* **EXERCISE AIM**
Output every entry exactly, from the first line to the last.

(Records from a data collection)
*-*-*

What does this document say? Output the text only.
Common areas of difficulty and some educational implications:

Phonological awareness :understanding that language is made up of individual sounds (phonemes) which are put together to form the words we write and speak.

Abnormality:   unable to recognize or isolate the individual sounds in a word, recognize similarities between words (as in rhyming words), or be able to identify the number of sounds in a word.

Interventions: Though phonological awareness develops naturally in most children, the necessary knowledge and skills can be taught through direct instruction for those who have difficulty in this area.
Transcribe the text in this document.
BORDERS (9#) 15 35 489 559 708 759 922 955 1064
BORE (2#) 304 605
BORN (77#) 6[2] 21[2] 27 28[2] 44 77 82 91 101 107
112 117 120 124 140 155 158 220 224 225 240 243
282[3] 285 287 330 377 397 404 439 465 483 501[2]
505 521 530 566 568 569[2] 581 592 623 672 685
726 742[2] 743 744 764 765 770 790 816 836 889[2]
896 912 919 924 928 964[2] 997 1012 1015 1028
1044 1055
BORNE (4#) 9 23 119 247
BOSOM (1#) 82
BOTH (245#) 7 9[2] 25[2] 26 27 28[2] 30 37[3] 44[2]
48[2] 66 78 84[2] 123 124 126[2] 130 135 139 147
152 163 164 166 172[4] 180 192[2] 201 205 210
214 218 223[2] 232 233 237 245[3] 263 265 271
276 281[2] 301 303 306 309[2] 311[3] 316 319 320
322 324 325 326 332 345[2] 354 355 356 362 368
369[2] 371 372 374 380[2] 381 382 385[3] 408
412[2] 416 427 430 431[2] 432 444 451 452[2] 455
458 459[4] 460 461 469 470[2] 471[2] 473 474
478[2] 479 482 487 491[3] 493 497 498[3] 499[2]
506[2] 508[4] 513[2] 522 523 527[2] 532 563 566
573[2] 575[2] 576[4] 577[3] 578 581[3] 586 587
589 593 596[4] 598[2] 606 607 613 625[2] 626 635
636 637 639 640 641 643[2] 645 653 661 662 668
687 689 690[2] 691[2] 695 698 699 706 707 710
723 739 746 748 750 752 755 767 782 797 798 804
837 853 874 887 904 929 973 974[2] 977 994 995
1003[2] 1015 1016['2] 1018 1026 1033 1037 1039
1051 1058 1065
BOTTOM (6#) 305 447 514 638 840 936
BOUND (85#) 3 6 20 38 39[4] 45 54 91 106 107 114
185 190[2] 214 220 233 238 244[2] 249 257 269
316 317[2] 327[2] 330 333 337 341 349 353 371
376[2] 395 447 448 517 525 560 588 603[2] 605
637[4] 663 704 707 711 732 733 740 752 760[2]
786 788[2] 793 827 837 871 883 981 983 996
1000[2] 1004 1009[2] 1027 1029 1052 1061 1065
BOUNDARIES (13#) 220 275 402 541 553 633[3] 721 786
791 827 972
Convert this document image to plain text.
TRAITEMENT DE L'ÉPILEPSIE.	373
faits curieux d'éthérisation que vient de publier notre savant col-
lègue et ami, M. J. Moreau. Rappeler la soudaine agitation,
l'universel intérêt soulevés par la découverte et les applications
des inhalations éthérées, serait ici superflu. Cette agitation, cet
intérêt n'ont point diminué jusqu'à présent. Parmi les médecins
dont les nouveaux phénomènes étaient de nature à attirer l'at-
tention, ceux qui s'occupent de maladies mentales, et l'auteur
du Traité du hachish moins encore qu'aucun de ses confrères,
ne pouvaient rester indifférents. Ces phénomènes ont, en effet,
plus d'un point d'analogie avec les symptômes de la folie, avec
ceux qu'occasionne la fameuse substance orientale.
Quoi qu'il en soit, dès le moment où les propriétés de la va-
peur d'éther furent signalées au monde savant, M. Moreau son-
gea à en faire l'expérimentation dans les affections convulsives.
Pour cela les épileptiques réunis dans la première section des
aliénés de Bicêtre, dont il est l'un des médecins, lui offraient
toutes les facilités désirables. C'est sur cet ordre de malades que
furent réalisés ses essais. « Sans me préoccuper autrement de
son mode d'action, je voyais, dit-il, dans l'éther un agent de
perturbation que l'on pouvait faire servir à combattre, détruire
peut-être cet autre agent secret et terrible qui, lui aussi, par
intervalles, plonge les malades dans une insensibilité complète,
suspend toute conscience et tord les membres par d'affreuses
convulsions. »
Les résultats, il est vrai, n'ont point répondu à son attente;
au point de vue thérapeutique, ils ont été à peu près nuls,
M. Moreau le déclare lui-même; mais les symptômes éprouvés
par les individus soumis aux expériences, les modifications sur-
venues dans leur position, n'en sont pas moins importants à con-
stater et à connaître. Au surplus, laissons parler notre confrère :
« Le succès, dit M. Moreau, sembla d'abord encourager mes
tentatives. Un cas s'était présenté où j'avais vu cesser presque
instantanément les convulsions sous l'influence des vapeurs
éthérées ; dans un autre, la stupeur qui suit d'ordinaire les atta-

*-*-*

* **ANSWER TO THE EXERCISE**
What does this document say? Output the text only.
Common areas of difficulty and some educational implications:

Phonological awareness :understanding that language is made up of individual sounds (phonemes) which are put together to form the words we write and speak.

Abnormality:   unable to recognize or isolate the individual sounds in a word, recognize similarities between words (as in rhyming words), or be able to identify the number of sounds in a word.

Interventions: Though phonological awareness develops naturally in most children, the necessary knowledge and skills can be taught through direct instruction for those who have difficulty in this area.
Transcribe the text in this document.
BORDERS (9#) 15 35 489 559 708 759 922 955 1064
BORE (2#) 304 605
BORN (77#) 6[2] 21[2] 27 28[2] 44 77 82 91 101 107
112 117 120 124 140 155 158 220 224 225 240 243
282[3] 285 287 330 377 397 404 439 465 483 501[2]
505 521 530 566 568 569[2] 581 592 623 672 685
726 742[2] 743 744 764 765 770 790 816 836 889[2]
896 912 919 924 928 964[2] 997 1012 1015 1028
1044 1055
BORNE (4#) 9 23 119 247
BOSOM (1#) 82
BOTH (245#) 7 9[2] 25[2] 26 27 28[2] 30 37[3] 44[2]
48[2] 66 78 84[2] 123 124 126[2] 130 135 139 147
152 163 164 166 172[4] 180 192[2] 201 205 210
214 218 223[2] 232 233 237 245[3] 263 265 271
276 281[2] 301 303 306 309[2] 311[3] 316 319 320
322 324 325 326 332 345[2] 354 355 356 362 368
369[2] 371 372 374 380[2] 381 382 385[3] 408
412[2] 416 427 430 431[2] 432 444 451 452[2] 455
458 459[4] 460 461 469 470[2] 471[2] 473 474
478[2] 479 482 487 491[3] 493 497 498[3] 499[2]
506[2] 508[4] 513[2] 522 523 527[2] 532 563 566
573[2] 575[2] 576[4] 577[3] 578 581[3] 586 587
589 593 596[4] 598[2] 606 607 613 625[2] 626 635
636 637 639 640 641 643[2] 645 653 661 662 668
687 689 690[2] 691[2] 695 698 699 706 707 710
723 739 746 748 750 752 755 767 782 797 798 804
837 853 874 887 904 929 973 974[2] 977 994 995
1003[2] 1015 1016['2] 1018 1026 1033 1037 1039
1051 1058 1065
BOTTOM (6#) 305 447 514 638 840 936
BOUND (85#) 3 6 20 38 39[4] 45 54 91 106 107 114
185 190[2] 214 220 233 238 244[2] 249 257 269
316 317[2] 327[2] 330 333 337 341 349 353 371
376[2] 395 447 448 517 525 560 588 603[2] 605
637[4] 663 704 707 711 732 733 740 752 760[2]
786 788[2] 793 827 837 871 883 981 983 996
1000[2] 1004 1009[2] 1027 1029 1052 1061 1065
BOUNDARIES (13#) 220 275 402 541 553 633[3] 721 786
791 827 972
Convert this document image to plain text.
TRAITEMENT DE L'ÉPILEPSIE.	373
faits curieux d'éthérisation que vient de publier notre savant col-
lègue et ami, M. J. Moreau. Rappeler la soudaine agitation,
l'universel intérêt soulevés par la découverte et les applications
des inhalations éthérées, serait ici superflu. Cette agitation, cet
intérêt n'ont point diminué jusqu'à présent. Parmi les médecins
dont les nouveaux phénomènes étaient de nature à attirer l'at-
tention, ceux qui s'occupent de maladies mentales, et l'auteur
du Traité du hachish moins encore qu'aucun de ses confrères,
ne pouvaient rester indifférents. Ces phénomènes ont, en effet,
plus d'un point d'analogie avec les symptômes de la folie, avec
ceux qu'occasionne la fameuse substance orientale.
Quoi qu'il en soit, dès le moment où les propriétés de la va-
peur d'éther furent signalées au monde savant, M. Moreau son-
gea à en faire l'expérimentation dans les affections convulsives.
Pour cela les épileptiques réunis dans la première section des
aliénés de Bicêtre, dont il est l'un des médecins, lui offraient
toutes les facilités désirables. C'est sur cet ordre de malades que
furent réalisés ses essais. « Sans me préoccuper autrement de
son mode d'action, je voyais, dit-il, dans l'éther un agent de
perturbation que l'on pouvait faire servir à combattre, détruire
peut-être cet autre agent secret et terrible qui, lui aussi, par
intervalles, plonge les malades dans une insensibilité complète,
suspend toute conscience et tord les membres par d'affreuses
convulsions. »
Les résultats, il est vrai, n'ont point répondu à son attente;
au point de vue thérapeutique, ils ont été à peu près nuls,
M. Moreau le déclare lui-même; mais les symptômes éprouvés
par les individus soumis aux expériences, les modifications sur-
venues dans leur position, n'en sont pas moins importants à con-
stater et à connaître. Au surplus, laissons parler notre confrère :
« Le succès, dit M. Moreau, sembla d'abord encourager mes
tentatives. Un cas s'était présenté où j'avais vu cesser presque
instantanément les convulsions sous l'influence des vapeurs
éthérées ; dans un autre, la stupeur qui suit d'ordinaire les atta-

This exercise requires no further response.